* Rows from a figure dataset
-- begin --

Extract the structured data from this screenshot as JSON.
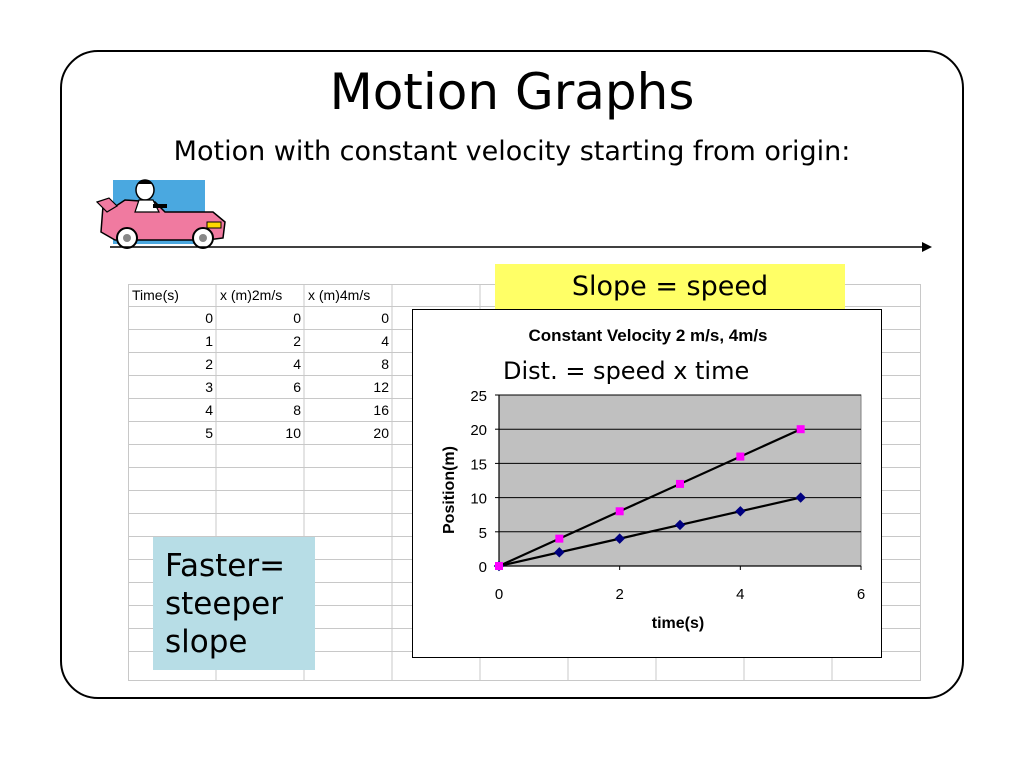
{
  "slide": {
    "title": "Motion Graphs",
    "subtitle": "Motion with constant velocity starting from origin:",
    "slope_callout": "Slope = speed",
    "faster_lines": [
      "Faster=",
      "steeper",
      "slope"
    ]
  },
  "table": {
    "headers": [
      "Time(s)",
      "x (m)2m/s",
      "x (m)4m/s"
    ],
    "rows": [
      [
        "0",
        "0",
        "0"
      ],
      [
        "1",
        "2",
        "4"
      ],
      [
        "2",
        "4",
        "8"
      ],
      [
        "3",
        "6",
        "12"
      ],
      [
        "4",
        "8",
        "16"
      ],
      [
        "5",
        "10",
        "20"
      ]
    ]
  },
  "chart_data": {
    "type": "scatter",
    "title": "Constant Velocity 2 m/s, 4m/s",
    "annotation": "Dist. = speed x time",
    "xlabel": "time(s)",
    "ylabel": "Position(m)",
    "xlim": [
      0,
      6
    ],
    "ylim": [
      0,
      25
    ],
    "xticks": [
      0,
      2,
      4,
      6
    ],
    "yticks": [
      0,
      5,
      10,
      15,
      20,
      25
    ],
    "grid": "horizontal",
    "plot_background": "#c0c0c0",
    "x": [
      0,
      1,
      2,
      3,
      4,
      5
    ],
    "series": [
      {
        "values": [
          0,
          2,
          4,
          6,
          8,
          10
        ],
        "color": "#000080",
        "marker": "diamond"
      },
      {
        "values": [
          0,
          4,
          8,
          12,
          16,
          20
        ],
        "color": "#ff00ff",
        "marker": "square"
      }
    ],
    "trendlines": [
      {
        "from": [
          0,
          0
        ],
        "to": [
          5,
          10
        ],
        "color": "#000000"
      },
      {
        "from": [
          0,
          0
        ],
        "to": [
          5,
          20
        ],
        "color": "#000000"
      }
    ]
  }
}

-- end --

* DESCRIPTION OF THE TASK
Write out each line again precisely as it appears, skipping every picture.

* FINAL RESULT
Extract the structured data from this screenshot as JSON.
{
  "slide": {
    "title": "Motion Graphs",
    "subtitle": "Motion with constant velocity starting from origin:",
    "slope_callout": "Slope = speed",
    "faster_lines": [
      "Faster=",
      "steeper",
      "slope"
    ]
  },
  "table": {
    "headers": [
      "Time(s)",
      "x (m)2m/s",
      "x (m)4m/s"
    ],
    "rows": [
      [
        "0",
        "0",
        "0"
      ],
      [
        "1",
        "2",
        "4"
      ],
      [
        "2",
        "4",
        "8"
      ],
      [
        "3",
        "6",
        "12"
      ],
      [
        "4",
        "8",
        "16"
      ],
      [
        "5",
        "10",
        "20"
      ]
    ]
  },
  "chart_data": {
    "type": "scatter",
    "title": "Constant Velocity 2 m/s, 4m/s",
    "annotation": "Dist. = speed x time",
    "xlabel": "time(s)",
    "ylabel": "Position(m)",
    "xlim": [
      0,
      6
    ],
    "ylim": [
      0,
      25
    ],
    "xticks": [
      0,
      2,
      4,
      6
    ],
    "yticks": [
      0,
      5,
      10,
      15,
      20,
      25
    ],
    "grid": "horizontal",
    "plot_background": "#c0c0c0",
    "x": [
      0,
      1,
      2,
      3,
      4,
      5
    ],
    "series": [
      {
        "values": [
          0,
          2,
          4,
          6,
          8,
          10
        ],
        "color": "#000080",
        "marker": "diamond"
      },
      {
        "values": [
          0,
          4,
          8,
          12,
          16,
          20
        ],
        "color": "#ff00ff",
        "marker": "square"
      }
    ],
    "trendlines": [
      {
        "from": [
          0,
          0
        ],
        "to": [
          5,
          10
        ],
        "color": "#000000"
      },
      {
        "from": [
          0,
          0
        ],
        "to": [
          5,
          20
        ],
        "color": "#000000"
      }
    ]
  }
}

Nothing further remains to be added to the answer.